According to the post about database modeling tools, in which database system was the VBA code repository implemented?

**Source**
○ ○ ○ ○ ○ ○ ○

In the next few posts I will tinker with database modelling and reverse-engineering tools. I plan to use: Visio, Visual UML, Erwin, Toad, Oracle Designer, DB Explorer, Squirrel, and maybe some more. A Google search for "database modeling tools" returns quite a list. But, one step at a time; first thing we need is a database.
A few years ago, I put together a simple code repository for one of my Excel VBA projects. The idea was to store separate chunks of code in a database and dynamically assemble the project code as required. The model I chose follows a typical book layout: sentence, paragraph, chapter, book. Originally I designed it in Visual UML — see the diagram — and implemented it in MS SQL Server.
|Entity (Table)||Book Equivalent||Excel VBA Object|
|Snippet||Sentence||Chunk of code, one line minimum|
|Block||Paragraph||Procedure, Function, Comment block|
|Module||Chapter||Code module, Class, Form|
Snippet is a chunk of code, minimum one line, up to a whole procedure. Block has many snippets, one snippet can belong to many blocks. For example, if a block represents a subroutine, a snippet may be 'End Sub'. Block_mm_Snippet is a many-to-many relationship table and also holds the position of a snippet within a block. The Module table represents a code module, a class or a form in VBA. One module can have many blocks, one block can belong to many modules — keep in mind that not all modules have to belong to the same project. A project has many modules, a module can belong to several projects.

○ ○ ○ ○ ○ ○ ○

**Given material**
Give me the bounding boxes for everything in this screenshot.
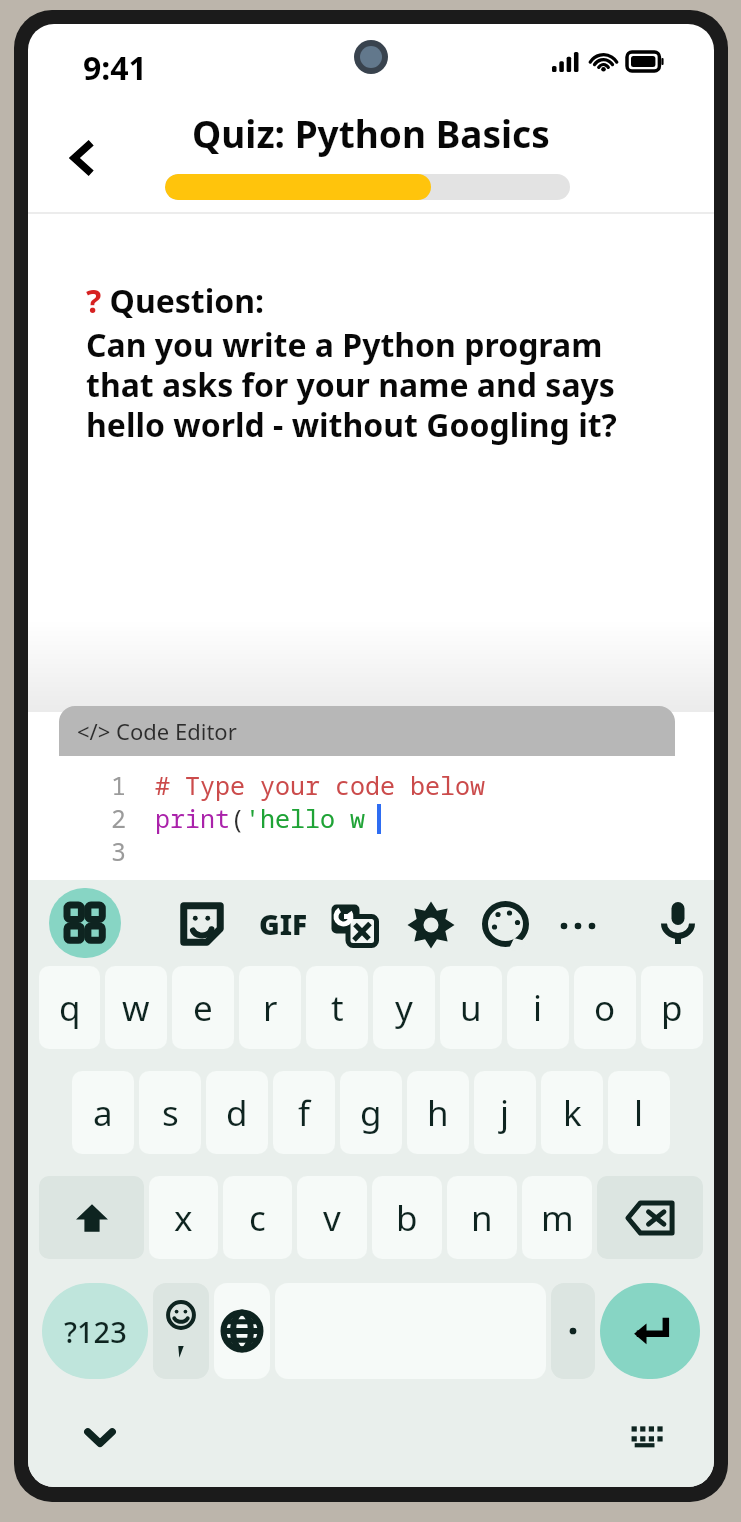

○ ○ ○ ○ ○ ○ ○

**Written answer**
MS SQL Server